* _Material for this task_
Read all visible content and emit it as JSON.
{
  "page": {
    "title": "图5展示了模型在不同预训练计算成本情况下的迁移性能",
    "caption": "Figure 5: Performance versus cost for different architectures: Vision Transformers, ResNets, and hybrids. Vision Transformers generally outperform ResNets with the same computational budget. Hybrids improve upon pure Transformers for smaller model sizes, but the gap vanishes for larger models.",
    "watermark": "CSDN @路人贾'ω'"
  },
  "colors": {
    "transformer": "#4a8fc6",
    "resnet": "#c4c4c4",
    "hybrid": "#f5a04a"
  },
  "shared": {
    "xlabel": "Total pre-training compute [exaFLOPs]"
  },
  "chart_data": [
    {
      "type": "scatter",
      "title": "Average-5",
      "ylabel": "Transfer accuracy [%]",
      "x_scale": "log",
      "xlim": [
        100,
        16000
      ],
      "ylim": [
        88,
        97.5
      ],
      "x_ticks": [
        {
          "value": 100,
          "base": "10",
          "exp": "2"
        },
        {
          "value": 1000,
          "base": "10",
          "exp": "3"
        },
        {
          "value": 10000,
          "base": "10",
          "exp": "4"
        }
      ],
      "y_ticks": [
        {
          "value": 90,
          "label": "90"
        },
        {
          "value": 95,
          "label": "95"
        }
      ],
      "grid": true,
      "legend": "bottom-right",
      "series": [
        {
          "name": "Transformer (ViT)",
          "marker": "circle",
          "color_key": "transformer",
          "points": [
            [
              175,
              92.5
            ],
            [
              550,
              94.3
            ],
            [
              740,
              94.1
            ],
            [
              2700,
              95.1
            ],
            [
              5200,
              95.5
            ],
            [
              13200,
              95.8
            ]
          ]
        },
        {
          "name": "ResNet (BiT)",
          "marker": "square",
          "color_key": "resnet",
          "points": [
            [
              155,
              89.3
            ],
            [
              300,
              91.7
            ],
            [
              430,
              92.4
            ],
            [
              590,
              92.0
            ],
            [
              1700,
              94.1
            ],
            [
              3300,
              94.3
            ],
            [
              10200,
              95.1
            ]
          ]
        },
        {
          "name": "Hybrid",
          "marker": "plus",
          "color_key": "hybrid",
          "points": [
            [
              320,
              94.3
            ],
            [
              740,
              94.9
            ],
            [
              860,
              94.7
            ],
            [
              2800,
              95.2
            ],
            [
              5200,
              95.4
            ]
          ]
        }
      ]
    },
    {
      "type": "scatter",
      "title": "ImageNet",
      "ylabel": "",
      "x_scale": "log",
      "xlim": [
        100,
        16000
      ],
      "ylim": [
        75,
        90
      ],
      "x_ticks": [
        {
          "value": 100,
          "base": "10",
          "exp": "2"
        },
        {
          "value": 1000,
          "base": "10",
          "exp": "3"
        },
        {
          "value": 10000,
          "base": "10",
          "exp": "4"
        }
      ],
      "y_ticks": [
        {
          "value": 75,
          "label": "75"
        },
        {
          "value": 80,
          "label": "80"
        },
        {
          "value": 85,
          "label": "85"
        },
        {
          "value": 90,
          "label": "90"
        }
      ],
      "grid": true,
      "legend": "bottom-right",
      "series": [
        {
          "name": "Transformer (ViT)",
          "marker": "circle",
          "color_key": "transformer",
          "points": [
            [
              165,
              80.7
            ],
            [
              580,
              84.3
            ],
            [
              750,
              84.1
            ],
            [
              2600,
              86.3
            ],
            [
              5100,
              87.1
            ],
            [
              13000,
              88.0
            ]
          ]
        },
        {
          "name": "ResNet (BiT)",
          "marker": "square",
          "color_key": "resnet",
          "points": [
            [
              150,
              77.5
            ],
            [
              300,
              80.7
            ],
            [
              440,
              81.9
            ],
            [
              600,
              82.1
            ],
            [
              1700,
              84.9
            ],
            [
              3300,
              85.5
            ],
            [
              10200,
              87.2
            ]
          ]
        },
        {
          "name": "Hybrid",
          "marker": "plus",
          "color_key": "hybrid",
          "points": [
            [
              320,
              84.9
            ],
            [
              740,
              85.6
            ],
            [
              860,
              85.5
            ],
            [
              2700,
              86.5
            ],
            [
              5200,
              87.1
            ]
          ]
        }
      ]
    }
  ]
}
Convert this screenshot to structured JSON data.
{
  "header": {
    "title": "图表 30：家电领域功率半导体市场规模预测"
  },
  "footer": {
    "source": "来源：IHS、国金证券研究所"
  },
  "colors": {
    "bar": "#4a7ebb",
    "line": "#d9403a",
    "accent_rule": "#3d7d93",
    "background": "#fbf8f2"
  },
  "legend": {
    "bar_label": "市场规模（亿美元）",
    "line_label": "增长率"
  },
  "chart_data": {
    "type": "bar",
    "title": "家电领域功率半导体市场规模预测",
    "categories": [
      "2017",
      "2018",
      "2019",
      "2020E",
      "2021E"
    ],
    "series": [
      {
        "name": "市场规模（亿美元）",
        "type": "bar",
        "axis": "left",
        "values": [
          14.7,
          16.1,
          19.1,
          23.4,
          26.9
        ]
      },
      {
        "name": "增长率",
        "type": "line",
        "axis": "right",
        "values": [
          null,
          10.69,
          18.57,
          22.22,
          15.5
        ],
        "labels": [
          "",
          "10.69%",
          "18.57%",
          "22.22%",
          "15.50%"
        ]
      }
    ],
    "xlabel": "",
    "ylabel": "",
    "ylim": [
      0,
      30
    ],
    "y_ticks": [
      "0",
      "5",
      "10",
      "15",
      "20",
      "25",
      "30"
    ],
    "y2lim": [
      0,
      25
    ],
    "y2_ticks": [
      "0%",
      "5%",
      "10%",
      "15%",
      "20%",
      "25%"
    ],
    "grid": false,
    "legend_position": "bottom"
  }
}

* _Requirement_
Give back exactly the lines beginning at the one with "Convert this screenshot" and ending at the final line of the material; both boundary lines belong in it.

* _Answer to this problem_
Convert this screenshot to structured JSON data.
{
  "header": {
    "title": "图表 30：家电领域功率半导体市场规模预测"
  },
  "footer": {
    "source": "来源：IHS、国金证券研究所"
  },
  "colors": {
    "bar": "#4a7ebb",
    "line": "#d9403a",
    "accent_rule": "#3d7d93",
    "background": "#fbf8f2"
  },
  "legend": {
    "bar_label": "市场规模（亿美元）",
    "line_label": "增长率"
  },
  "chart_data": {
    "type": "bar",
    "title": "家电领域功率半导体市场规模预测",
    "categories": [
      "2017",
      "2018",
      "2019",
      "2020E",
      "2021E"
    ],
    "series": [
      {
        "name": "市场规模（亿美元）",
        "type": "bar",
        "axis": "left",
        "values": [
          14.7,
          16.1,
          19.1,
          23.4,
          26.9
        ]
      },
      {
        "name": "增长率",
        "type": "line",
        "axis": "right",
        "values": [
          null,
          10.69,
          18.57,
          22.22,
          15.5
        ],
        "labels": [
          "",
          "10.69%",
          "18.57%",
          "22.22%",
          "15.50%"
        ]
      }
    ],
    "xlabel": "",
    "ylabel": "",
    "ylim": [
      0,
      30
    ],
    "y_ticks": [
      "0",
      "5",
      "10",
      "15",
      "20",
      "25",
      "30"
    ],
    "y2lim": [
      0,
      25
    ],
    "y2_ticks": [
      "0%",
      "5%",
      "10%",
      "15%",
      "20%",
      "25%"
    ],
    "grid": false,
    "legend_position": "bottom"
  }
}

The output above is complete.